**INPUT ROWS**

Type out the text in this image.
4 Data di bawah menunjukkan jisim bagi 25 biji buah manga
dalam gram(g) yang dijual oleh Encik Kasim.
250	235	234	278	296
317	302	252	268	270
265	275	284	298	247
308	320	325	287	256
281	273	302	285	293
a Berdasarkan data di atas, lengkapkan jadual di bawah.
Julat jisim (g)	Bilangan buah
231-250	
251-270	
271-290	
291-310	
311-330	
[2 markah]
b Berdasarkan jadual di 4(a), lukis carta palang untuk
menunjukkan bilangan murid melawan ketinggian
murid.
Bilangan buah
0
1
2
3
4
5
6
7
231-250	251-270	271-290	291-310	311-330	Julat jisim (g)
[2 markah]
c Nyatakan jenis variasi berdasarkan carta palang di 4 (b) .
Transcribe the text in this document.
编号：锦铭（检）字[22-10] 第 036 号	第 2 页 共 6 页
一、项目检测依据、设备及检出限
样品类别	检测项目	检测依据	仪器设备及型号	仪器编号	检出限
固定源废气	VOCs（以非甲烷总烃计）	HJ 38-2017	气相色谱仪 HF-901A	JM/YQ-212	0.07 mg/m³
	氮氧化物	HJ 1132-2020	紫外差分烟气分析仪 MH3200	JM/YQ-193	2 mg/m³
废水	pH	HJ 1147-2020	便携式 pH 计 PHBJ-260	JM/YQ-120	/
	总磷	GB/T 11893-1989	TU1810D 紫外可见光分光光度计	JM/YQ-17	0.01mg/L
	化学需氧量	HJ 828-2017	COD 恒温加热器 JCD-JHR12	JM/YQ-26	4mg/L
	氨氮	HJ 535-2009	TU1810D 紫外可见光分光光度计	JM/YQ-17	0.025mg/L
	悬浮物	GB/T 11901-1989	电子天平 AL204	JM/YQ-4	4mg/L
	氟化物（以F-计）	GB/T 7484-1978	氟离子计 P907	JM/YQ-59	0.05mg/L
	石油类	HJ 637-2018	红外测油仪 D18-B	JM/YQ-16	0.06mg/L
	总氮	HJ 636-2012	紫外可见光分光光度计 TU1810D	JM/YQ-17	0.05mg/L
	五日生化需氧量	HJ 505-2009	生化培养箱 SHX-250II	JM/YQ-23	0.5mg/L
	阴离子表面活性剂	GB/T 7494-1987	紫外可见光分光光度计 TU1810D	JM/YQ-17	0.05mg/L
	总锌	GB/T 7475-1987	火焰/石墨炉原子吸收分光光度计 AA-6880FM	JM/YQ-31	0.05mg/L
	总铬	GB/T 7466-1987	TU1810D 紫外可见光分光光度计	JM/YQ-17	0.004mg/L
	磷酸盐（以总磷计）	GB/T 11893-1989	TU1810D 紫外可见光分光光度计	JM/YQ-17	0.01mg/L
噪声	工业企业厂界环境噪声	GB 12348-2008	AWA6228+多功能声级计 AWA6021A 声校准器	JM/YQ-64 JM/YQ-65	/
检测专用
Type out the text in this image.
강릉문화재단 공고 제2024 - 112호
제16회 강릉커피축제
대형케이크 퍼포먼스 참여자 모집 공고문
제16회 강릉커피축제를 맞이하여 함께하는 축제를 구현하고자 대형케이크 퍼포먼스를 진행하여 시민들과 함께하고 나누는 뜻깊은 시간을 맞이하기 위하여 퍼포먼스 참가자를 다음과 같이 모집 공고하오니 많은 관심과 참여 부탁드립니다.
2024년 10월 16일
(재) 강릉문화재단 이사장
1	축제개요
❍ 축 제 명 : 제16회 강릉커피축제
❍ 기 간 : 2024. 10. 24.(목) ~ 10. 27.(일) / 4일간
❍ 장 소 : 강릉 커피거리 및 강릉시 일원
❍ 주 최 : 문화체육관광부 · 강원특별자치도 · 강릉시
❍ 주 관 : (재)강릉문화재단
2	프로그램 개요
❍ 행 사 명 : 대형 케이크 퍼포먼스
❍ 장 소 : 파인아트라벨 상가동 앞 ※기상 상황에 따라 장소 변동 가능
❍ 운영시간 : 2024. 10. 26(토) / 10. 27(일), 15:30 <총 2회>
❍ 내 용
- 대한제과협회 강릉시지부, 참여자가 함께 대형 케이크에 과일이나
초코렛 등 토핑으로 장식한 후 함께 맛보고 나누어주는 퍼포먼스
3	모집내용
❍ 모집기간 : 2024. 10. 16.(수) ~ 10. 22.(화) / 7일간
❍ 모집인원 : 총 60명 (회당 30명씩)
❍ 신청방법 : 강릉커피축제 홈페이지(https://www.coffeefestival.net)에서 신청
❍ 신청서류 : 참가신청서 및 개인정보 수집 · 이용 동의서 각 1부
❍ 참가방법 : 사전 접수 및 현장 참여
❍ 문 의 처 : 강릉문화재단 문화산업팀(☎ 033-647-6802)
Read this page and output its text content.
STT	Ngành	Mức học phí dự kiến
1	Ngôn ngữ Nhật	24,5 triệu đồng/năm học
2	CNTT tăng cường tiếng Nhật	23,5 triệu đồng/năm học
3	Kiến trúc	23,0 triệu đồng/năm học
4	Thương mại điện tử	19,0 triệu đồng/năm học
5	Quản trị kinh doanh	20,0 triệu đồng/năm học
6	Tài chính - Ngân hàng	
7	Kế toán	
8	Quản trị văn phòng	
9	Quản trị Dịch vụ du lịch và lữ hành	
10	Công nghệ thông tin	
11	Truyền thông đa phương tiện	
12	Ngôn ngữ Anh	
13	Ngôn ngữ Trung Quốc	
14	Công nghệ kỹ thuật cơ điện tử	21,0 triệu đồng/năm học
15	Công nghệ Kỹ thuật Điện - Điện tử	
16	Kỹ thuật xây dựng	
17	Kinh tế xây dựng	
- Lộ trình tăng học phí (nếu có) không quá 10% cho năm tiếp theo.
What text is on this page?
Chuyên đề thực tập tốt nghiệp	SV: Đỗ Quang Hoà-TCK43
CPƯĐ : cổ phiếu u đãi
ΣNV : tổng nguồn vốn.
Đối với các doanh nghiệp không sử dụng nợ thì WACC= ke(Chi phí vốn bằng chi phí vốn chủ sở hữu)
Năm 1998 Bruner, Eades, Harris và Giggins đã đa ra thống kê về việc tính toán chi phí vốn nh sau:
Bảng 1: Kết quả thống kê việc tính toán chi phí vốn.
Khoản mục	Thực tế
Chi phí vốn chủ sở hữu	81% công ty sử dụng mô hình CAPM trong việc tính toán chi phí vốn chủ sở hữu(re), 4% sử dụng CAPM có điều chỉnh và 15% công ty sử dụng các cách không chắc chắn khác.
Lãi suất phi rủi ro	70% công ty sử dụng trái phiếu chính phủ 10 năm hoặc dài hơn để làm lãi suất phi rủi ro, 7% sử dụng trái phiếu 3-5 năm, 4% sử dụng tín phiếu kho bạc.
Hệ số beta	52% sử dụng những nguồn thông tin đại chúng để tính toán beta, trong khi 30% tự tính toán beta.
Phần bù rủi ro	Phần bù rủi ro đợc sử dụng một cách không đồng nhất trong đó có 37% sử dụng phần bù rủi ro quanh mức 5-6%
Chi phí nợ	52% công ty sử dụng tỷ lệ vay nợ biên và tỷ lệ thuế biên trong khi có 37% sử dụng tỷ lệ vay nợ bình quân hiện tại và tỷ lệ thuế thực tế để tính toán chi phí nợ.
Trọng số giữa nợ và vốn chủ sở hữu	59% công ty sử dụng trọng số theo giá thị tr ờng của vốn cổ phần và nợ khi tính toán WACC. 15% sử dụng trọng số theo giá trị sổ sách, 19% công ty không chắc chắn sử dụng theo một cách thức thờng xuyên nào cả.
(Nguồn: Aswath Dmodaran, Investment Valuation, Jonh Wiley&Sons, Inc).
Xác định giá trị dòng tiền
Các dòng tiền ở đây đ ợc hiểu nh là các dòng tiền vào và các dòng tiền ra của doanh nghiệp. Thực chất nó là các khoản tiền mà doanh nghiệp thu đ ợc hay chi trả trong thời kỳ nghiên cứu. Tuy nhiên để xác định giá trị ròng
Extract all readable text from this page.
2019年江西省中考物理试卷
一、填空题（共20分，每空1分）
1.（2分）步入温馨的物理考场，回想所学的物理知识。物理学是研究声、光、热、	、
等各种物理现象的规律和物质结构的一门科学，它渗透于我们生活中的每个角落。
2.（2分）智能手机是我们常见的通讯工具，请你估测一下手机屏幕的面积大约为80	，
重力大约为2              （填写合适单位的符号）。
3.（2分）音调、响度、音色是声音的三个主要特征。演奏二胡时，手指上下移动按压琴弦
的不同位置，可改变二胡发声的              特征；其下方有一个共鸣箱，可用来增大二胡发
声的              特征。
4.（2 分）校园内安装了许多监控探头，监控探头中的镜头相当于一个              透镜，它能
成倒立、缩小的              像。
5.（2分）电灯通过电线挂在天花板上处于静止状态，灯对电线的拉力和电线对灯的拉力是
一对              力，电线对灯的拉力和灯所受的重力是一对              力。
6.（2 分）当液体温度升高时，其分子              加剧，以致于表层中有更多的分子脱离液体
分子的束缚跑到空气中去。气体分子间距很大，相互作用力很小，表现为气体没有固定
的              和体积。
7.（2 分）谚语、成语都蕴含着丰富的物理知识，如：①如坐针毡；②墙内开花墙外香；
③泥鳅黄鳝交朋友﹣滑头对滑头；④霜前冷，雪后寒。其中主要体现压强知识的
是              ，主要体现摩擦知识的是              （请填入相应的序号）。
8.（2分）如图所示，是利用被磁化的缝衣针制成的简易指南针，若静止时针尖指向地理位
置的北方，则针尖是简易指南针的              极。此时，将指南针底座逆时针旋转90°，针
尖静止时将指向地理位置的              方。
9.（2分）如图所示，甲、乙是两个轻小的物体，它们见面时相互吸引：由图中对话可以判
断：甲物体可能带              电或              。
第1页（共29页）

**STATED GOAL**
Return each line where "bawah" shows up.

**ANSWER TO THIS EXERCISE**
4 Data di bawah menunjukkan jisim bagi 25 biji buah manga
a Berdasarkan data di atas, lengkapkan jadual di bawah.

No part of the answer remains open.